**REQUIREMENT**. Omit every picture and write out the rest of the records exactly.

**PROVIDED DATA**.
◇ ◇ ◇ ◇ ◇ ◇ ◇

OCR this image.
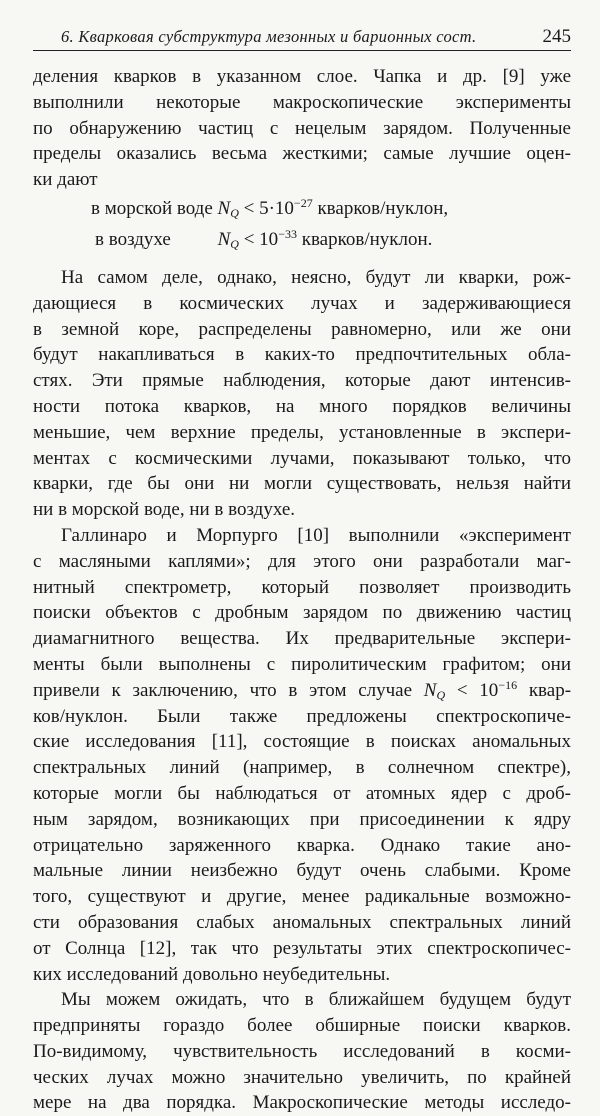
6. Кварковая субструктура мезонных и барионных сост.	245
деления кварков в указанном слое. Чапка и др. [9] уже
выполнили некоторые макроскопические эксперименты
по обнаружению частиц с нецелым зарядом. Полученные
пределы оказались весьма жесткими; самые лучшие оцен-
ки дают
в морской воде $N_Q < 5\cdot 10^{-27}$ кварков/нуклон,
в воздухе $N_Q < 10^{-33}$ кварков/нуклон.
На самом деле, однако, неясно, будут ли кварки, рож-
дающиеся в космических лучах и задерживающиеся
в земной коре, распределены равномерно, или же они
будут накапливаться в каких-то предпочтительных обла-
стях. Эти прямые наблюдения, которые дают интенсив-
ности потока кварков, на много порядков величины
меньшие, чем верхние пределы, установленные в экспери-
ментах с космическими лучами, показывают только, что
кварки, где бы они ни могли существовать, нельзя найти
ни в морской воде, ни в воздухе.
Галлинаро и Морпурго [10] выполнили «эксперимент
с масляными каплями»; для этого они разработали маг-
нитный спектрометр, который позволяет производить
поиски объектов с дробным зарядом по движению частиц
диамагнитного вещества. Их предварительные экспери-
менты были выполнены с пиролитическим графитом; они
привели к заключению, что в этом случае $N_Q < 10^{-16}$ квар-
ков/нуклон. Были также предложены спектроскопиче-
ские исследования [11], состоящие в поисках аномальных
спектральных линий (например, в солнечном спектре),
которые могли бы наблюдаться от атомных ядер с дроб-
ным зарядом, возникающих при присоединении к ядру
отрицательно заряженного кварка. Однако такие ано-
мальные линии неизбежно будут очень слабыми. Кроме
того, существуют и другие, менее радикальные возможно-
сти образования слабых аномальных спектральных линий
от Солнца [12], так что результаты этих спектроскопичес-
ких исследований довольно неубедительны.
Мы можем ожидать, что в ближайшем будущем будут
предприняты гораздо более обширные поиски кварков.
По-видимому, чувствительность исследований в косми-
ческих лучах можно значительно увеличить, по крайней
мере на два порядка. Макроскопические методы исследо-
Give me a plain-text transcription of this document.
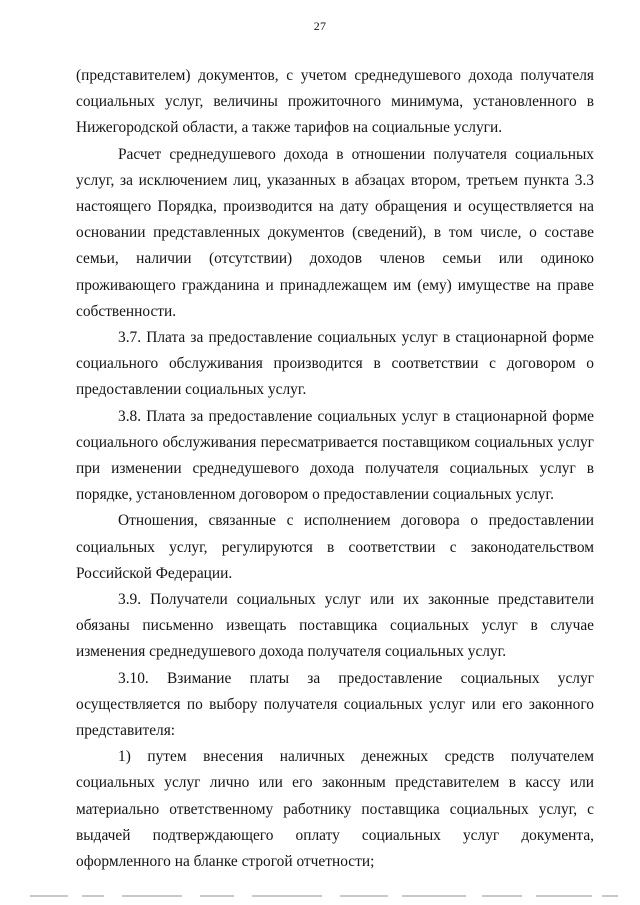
27

(представителем) документов, с учетом среднедушевого дохода получателя социальных услуг, величины прожиточного минимума, установленного в Нижегородской области, а также тарифов на социальные услуги.

Расчет среднедушевого дохода в отношении получателя социальных услуг, за исключением лиц, указанных в абзацах втором, третьем пункта 3.3 настоящего Порядка, производится на дату обращения и осуществляется на основании представленных документов (сведений), в том числе, о составе семьи, наличии (отсутствии) доходов членов семьи или одиноко проживающего гражданина и принадлежащем им (ему) имуществе на праве собственности.

3.7. Плата за предоставление социальных услуг в стационарной форме социального обслуживания производится в соответствии с договором о предоставлении социальных услуг.

3.8. Плата за предоставление социальных услуг в стационарной форме социального обслуживания пересматривается поставщиком социальных услуг при изменении среднедушевого дохода получателя социальных услуг в порядке, установленном договором о предоставлении социальных услуг.

Отношения, связанные с исполнением договора о предоставлении социальных услуг, регулируются в соответствии с законодательством Российской Федерации.

3.9. Получатели социальных услуг или их законные представители обязаны письменно извещать поставщика социальных услуг в случае изменения среднедушевого дохода получателя социальных услуг.

3.10. Взимание платы за предоставление социальных услуг осуществляется по выбору получателя социальных услуг или его законного представителя:

1) путем внесения наличных денежных средств получателем социальных услуг лично или его законным представителем в кассу или материально ответственному работнику поставщика социальных услуг, с выдачей подтверждающего оплату социальных услуг документа, оформленного на бланке строгой отчетности;
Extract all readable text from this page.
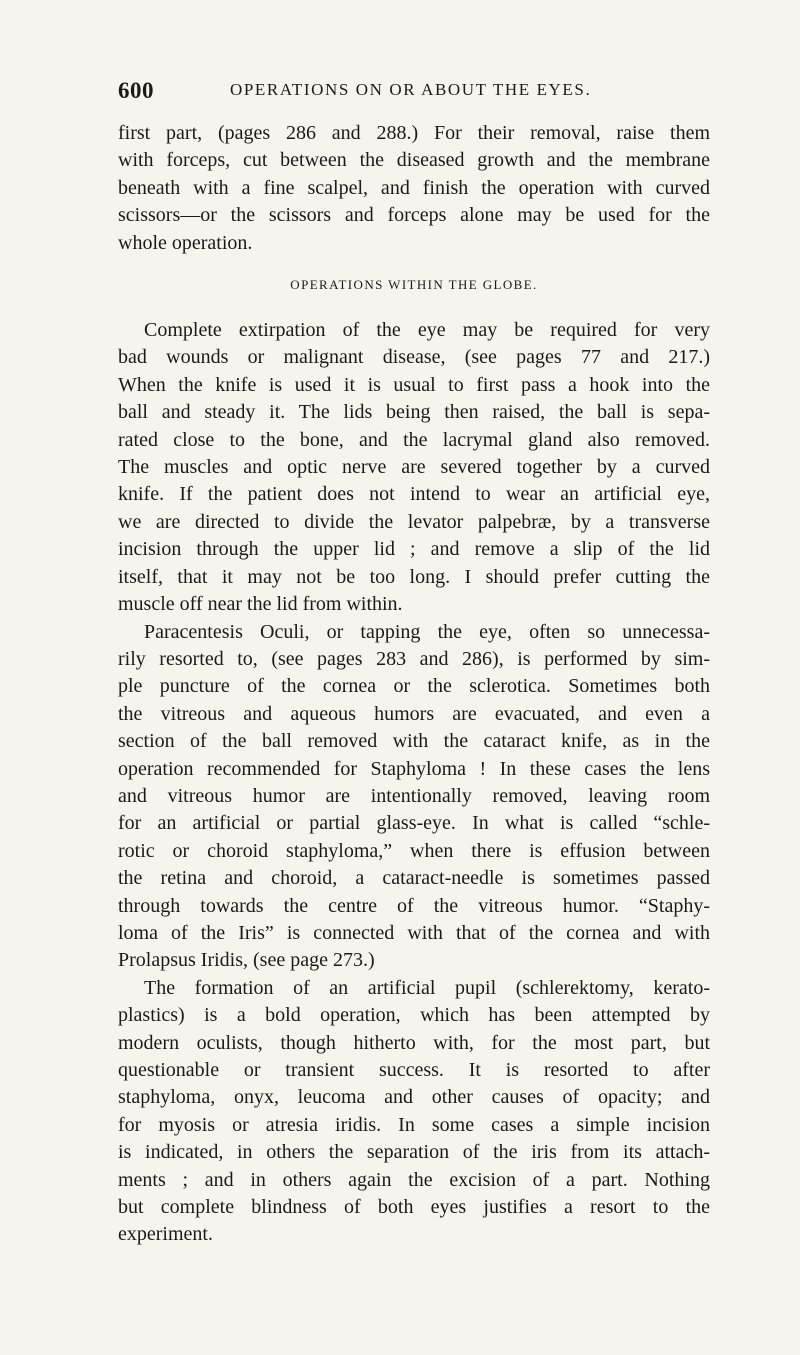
600	OPERATIONS ON OR ABOUT THE EYES.
first part, (pages 286 and 288.) For their removal, raise them
with forceps, cut between the diseased growth and the membrane
beneath with a fine scalpel, and finish the operation with curved
scissors—or the scissors and forceps alone may be used for the
whole operation.
OPERATIONS WITHIN THE GLOBE.
Complete extirpation of the eye may be required for very
bad wounds or malignant disease, (see pages 77 and 217.)
When the knife is used it is usual to first pass a hook into the
ball and steady it. The lids being then raised, the ball is sepa-
rated close to the bone, and the lacrymal gland also removed.
The muscles and optic nerve are severed together by a curved
knife. If the patient does not intend to wear an artificial eye,
we are directed to divide the levator palpebræ, by a transverse
incision through the upper lid ; and remove a slip of the lid
itself, that it may not be too long. I should prefer cutting the
muscle off near the lid from within.
Paracentesis Oculi, or tapping the eye, often so unnecessa-
rily resorted to, (see pages 283 and 286), is performed by sim-
ple puncture of the cornea or the sclerotica. Sometimes both
the vitreous and aqueous humors are evacuated, and even a
section of the ball removed with the cataract knife, as in the
operation recommended for Staphyloma ! In these cases the lens
and vitreous humor are intentionally removed, leaving room
for an artificial or partial glass-eye. In what is called “schle-
rotic or choroid staphyloma,” when there is effusion between
the retina and choroid, a cataract-needle is sometimes passed
through towards the centre of the vitreous humor. “Staphy-
loma of the Iris” is connected with that of the cornea and with
Prolapsus Iridis, (see page 273.)
The formation of an artificial pupil (schlerektomy, kerato-
plastics) is a bold operation, which has been attempted by
modern oculists, though hitherto with, for the most part, but
questionable or transient success. It is resorted to after
staphyloma, onyx, leucoma and other causes of opacity; and
for myosis or atresia iridis. In some cases a simple incision
is indicated, in others the separation of the iris from its attach-
ments ; and in others again the excision of a part. Nothing
but complete blindness of both eyes justifies a resort to the
experiment.
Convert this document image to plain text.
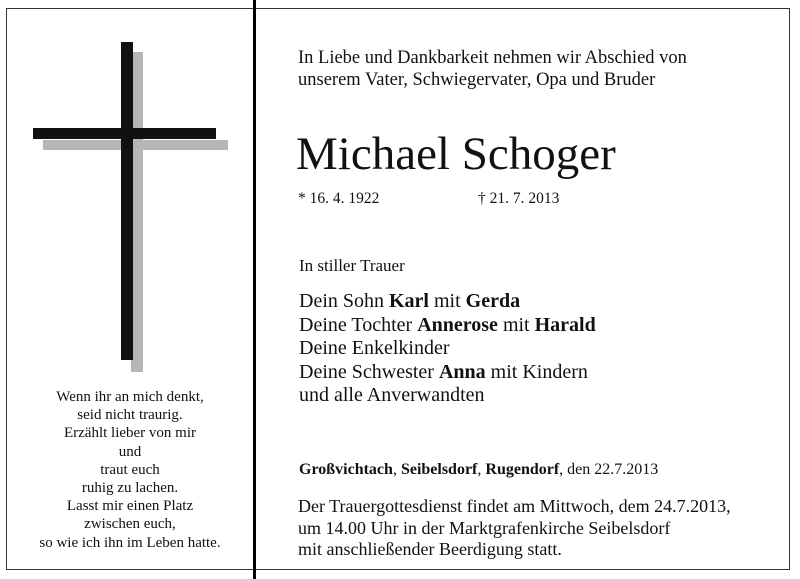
Wenn ihr an mich denkt,
seid nicht traurig.
Erzählt lieber von mir
und
traut euch
ruhig zu lachen.
Lasst mir einen Platz
zwischen euch,
so wie ich ihn im Leben hatte.
In Liebe und Dankbarkeit nehmen wir Abschied von
unserem Vater, Schwiegervater, Opa und Bruder
Michael Schoger
* 16. 4. 1922	† 21. 7. 2013
In stiller Trauer
Dein Sohn Karl mit Gerda
Deine Tochter Annerose mit Harald
Deine Enkelkinder
Deine Schwester Anna mit Kindern
und alle Anverwandten
Großvichtach, Seibelsdorf, Rugendorf, den 22.7.2013
Der Trauergottesdienst findet am Mittwoch, dem 24.7.2013,
um 14.00 Uhr in der Marktgrafenkirche Seibelsdorf
mit anschließender Beerdigung statt.
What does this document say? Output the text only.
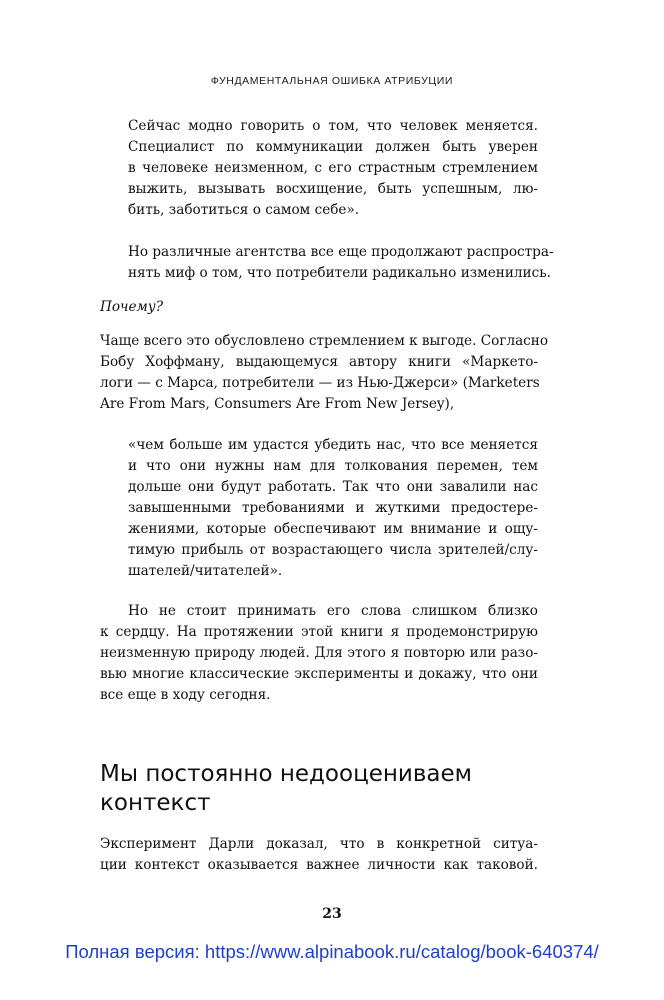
ФУНДАМЕНТАЛЬНАЯ ОШИБКА АТРИБУЦИИ
Сейчас модно говорить о том, что человек меняется.
Специалист по коммуникации должен быть уверен
в человеке неизменном, с его страстным стремлением
выжить, вызывать восхищение, быть успешным, лю-
бить, заботиться о самом себе».
Но различные агентства все еще продолжают распростра-
нять миф о том, что потребители радикально изменились.
Почему?
Чаще всего это обусловлено стремлением к выгоде. Согласно
Бобу Хоффману, выдающемуся автору книги «Маркето-
логи — с Марса, потребители — из Нью-Джерси» (Marketers
Are From Mars, Consumers Are From New Jersey),
«чем больше им удастся убедить нас, что все меняется
и что они нужны нам для толкования перемен, тем
дольше они будут работать. Так что они завалили нас
завышенными требованиями и жуткими предостере-
жениями, которые обеспечивают им внимание и ощу-
тимую прибыль от возрастающего числа зрителей/слу-
шателей/читателей».
Но не стоит принимать его слова слишком близко
к сердцу. На протяжении этой книги я продемонстрирую
неизменную природу людей. Для этого я повторю или разо-
вью многие классические эксперименты и докажу, что они
все еще в ходу сегодня.
Мы постоянно недооцениваем
контекст
Эксперимент Дарли доказал, что в конкретной ситуа-
ции контекст оказывается важнее личности как таковой.
23
Полная версия: https://www.alpinabook.ru/catalog/book-640374/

◇ ◇ ◇ ◇ ◇ ◇ ◇

**WRITTEN SOLUTION**.
OCR this image.
6. Кварковая субструктура мезонных и барионных сост.	245
деления кварков в указанном слое. Чапка и др. [9] уже
выполнили некоторые макроскопические эксперименты
по обнаружению частиц с нецелым зарядом. Полученные
пределы оказались весьма жесткими; самые лучшие оцен-
ки дают
в морской воде $N_Q < 5\cdot 10^{-27}$ кварков/нуклон,
в воздухе $N_Q < 10^{-33}$ кварков/нуклон.
На самом деле, однако, неясно, будут ли кварки, рож-
дающиеся в космических лучах и задерживающиеся
в земной коре, распределены равномерно, или же они
будут накапливаться в каких-то предпочтительных обла-
стях. Эти прямые наблюдения, которые дают интенсив-
ности потока кварков, на много порядков величины
меньшие, чем верхние пределы, установленные в экспери-
ментах с космическими лучами, показывают только, что
кварки, где бы они ни могли существовать, нельзя найти
ни в морской воде, ни в воздухе.
Галлинаро и Морпурго [10] выполнили «эксперимент
с масляными каплями»; для этого они разработали маг-
нитный спектрометр, который позволяет производить
поиски объектов с дробным зарядом по движению частиц
диамагнитного вещества. Их предварительные экспери-
менты были выполнены с пиролитическим графитом; они
привели к заключению, что в этом случае $N_Q < 10^{-16}$ квар-
ков/нуклон. Были также предложены спектроскопиче-
ские исследования [11], состоящие в поисках аномальных
спектральных линий (например, в солнечном спектре),
которые могли бы наблюдаться от атомных ядер с дроб-
ным зарядом, возникающих при присоединении к ядру
отрицательно заряженного кварка. Однако такие ано-
мальные линии неизбежно будут очень слабыми. Кроме
того, существуют и другие, менее радикальные возможно-
сти образования слабых аномальных спектральных линий
от Солнца [12], так что результаты этих спектроскопичес-
ких исследований довольно неубедительны.
Мы можем ожидать, что в ближайшем будущем будут
предприняты гораздо более обширные поиски кварков.
По-видимому, чувствительность исследований в косми-
ческих лучах можно значительно увеличить, по крайней
мере на два порядка. Макроскопические методы исследо-
Give me a plain-text transcription of this document.
27

(представителем) документов, с учетом среднедушевого дохода получателя социальных услуг, величины прожиточного минимума, установленного в Нижегородской области, а также тарифов на социальные услуги.

Расчет среднедушевого дохода в отношении получателя социальных услуг, за исключением лиц, указанных в абзацах втором, третьем пункта 3.3 настоящего Порядка, производится на дату обращения и осуществляется на основании представленных документов (сведений), в том числе, о составе семьи, наличии (отсутствии) доходов членов семьи или одиноко проживающего гражданина и принадлежащем им (ему) имуществе на праве собственности.

3.7. Плата за предоставление социальных услуг в стационарной форме социального обслуживания производится в соответствии с договором о предоставлении социальных услуг.

3.8. Плата за предоставление социальных услуг в стационарной форме социального обслуживания пересматривается поставщиком социальных услуг при изменении среднедушевого дохода получателя социальных услуг в порядке, установленном договором о предоставлении социальных услуг.

Отношения, связанные с исполнением договора о предоставлении социальных услуг, регулируются в соответствии с законодательством Российской Федерации.

3.9. Получатели социальных услуг или их законные представители обязаны письменно извещать поставщика социальных услуг в случае изменения среднедушевого дохода получателя социальных услуг.

3.10. Взимание платы за предоставление социальных услуг осуществляется по выбору получателя социальных услуг или его законного представителя:

1) путем внесения наличных денежных средств получателем социальных услуг лично или его законным представителем в кассу или материально ответственному работнику поставщика социальных услуг, с выдачей подтверждающего оплату социальных услуг документа, оформленного на бланке строгой отчетности;
Extract all readable text from this page.
600	OPERATIONS ON OR ABOUT THE EYES.
first part, (pages 286 and 288.) For their removal, raise them
with forceps, cut between the diseased growth and the membrane
beneath with a fine scalpel, and finish the operation with curved
scissors—or the scissors and forceps alone may be used for the
whole operation.
OPERATIONS WITHIN THE GLOBE.
Complete extirpation of the eye may be required for very
bad wounds or malignant disease, (see pages 77 and 217.)
When the knife is used it is usual to first pass a hook into the
ball and steady it. The lids being then raised, the ball is sepa-
rated close to the bone, and the lacrymal gland also removed.
The muscles and optic nerve are severed together by a curved
knife. If the patient does not intend to wear an artificial eye,
we are directed to divide the levator palpebræ, by a transverse
incision through the upper lid ; and remove a slip of the lid
itself, that it may not be too long. I should prefer cutting the
muscle off near the lid from within.
Paracentesis Oculi, or tapping the eye, often so unnecessa-
rily resorted to, (see pages 283 and 286), is performed by sim-
ple puncture of the cornea or the sclerotica. Sometimes both
the vitreous and aqueous humors are evacuated, and even a
section of the ball removed with the cataract knife, as in the
operation recommended for Staphyloma ! In these cases the lens
and vitreous humor are intentionally removed, leaving room
for an artificial or partial glass-eye. In what is called “schle-
rotic or choroid staphyloma,” when there is effusion between
the retina and choroid, a cataract-needle is sometimes passed
through towards the centre of the vitreous humor. “Staphy-
loma of the Iris” is connected with that of the cornea and with
Prolapsus Iridis, (see page 273.)
The formation of an artificial pupil (schlerektomy, kerato-
plastics) is a bold operation, which has been attempted by
modern oculists, though hitherto with, for the most part, but
questionable or transient success. It is resorted to after
staphyloma, onyx, leucoma and other causes of opacity; and
for myosis or atresia iridis. In some cases a simple incision
is indicated, in others the separation of the iris from its attach-
ments ; and in others again the excision of a part. Nothing
but complete blindness of both eyes justifies a resort to the
experiment.
Convert this document image to plain text.
Wenn ihr an mich denkt,
seid nicht traurig.
Erzählt lieber von mir
und
traut euch
ruhig zu lachen.
Lasst mir einen Platz
zwischen euch,
so wie ich ihn im Leben hatte.
In Liebe und Dankbarkeit nehmen wir Abschied von
unserem Vater, Schwiegervater, Opa und Bruder
Michael Schoger
* 16. 4. 1922	† 21. 7. 2013
In stiller Trauer
Dein Sohn Karl mit Gerda
Deine Tochter Annerose mit Harald
Deine Enkelkinder
Deine Schwester Anna mit Kindern
und alle Anverwandten
Großvichtach, Seibelsdorf, Rugendorf, den 22.7.2013
Der Trauergottesdienst findet am Mittwoch, dem 24.7.2013,
um 14.00 Uhr in der Marktgrafenkirche Seibelsdorf
mit anschließender Beerdigung statt.
What does this document say? Output the text only.
ФУНДАМЕНТАЛЬНАЯ ОШИБКА АТРИБУЦИИ
Сейчас модно говорить о том, что человек меняется.
Специалист по коммуникации должен быть уверен
в человеке неизменном, с его страстным стремлением
выжить, вызывать восхищение, быть успешным, лю-
бить, заботиться о самом себе».
Но различные агентства все еще продолжают распростра-
нять миф о том, что потребители радикально изменились.
Почему?
Чаще всего это обусловлено стремлением к выгоде. Согласно
Бобу Хоффману, выдающемуся автору книги «Маркето-
логи — с Марса, потребители — из Нью-Джерси» (Marketers
Are From Mars, Consumers Are From New Jersey),
«чем больше им удастся убедить нас, что все меняется
и что они нужны нам для толкования перемен, тем
дольше они будут работать. Так что они завалили нас
завышенными требованиями и жуткими предостере-
жениями, которые обеспечивают им внимание и ощу-
тимую прибыль от возрастающего числа зрителей/слу-
шателей/читателей».
Но не стоит принимать его слова слишком близко
к сердцу. На протяжении этой книги я продемонстрирую
неизменную природу людей. Для этого я повторю или разо-
вью многие классические эксперименты и докажу, что они
все еще в ходу сегодня.
Мы постоянно недооцениваем
контекст
Эксперимент Дарли доказал, что в конкретной ситуа-
ции контекст оказывается важнее личности как таковой.
23
Полная версия: https://www.alpinabook.ru/catalog/book-640374/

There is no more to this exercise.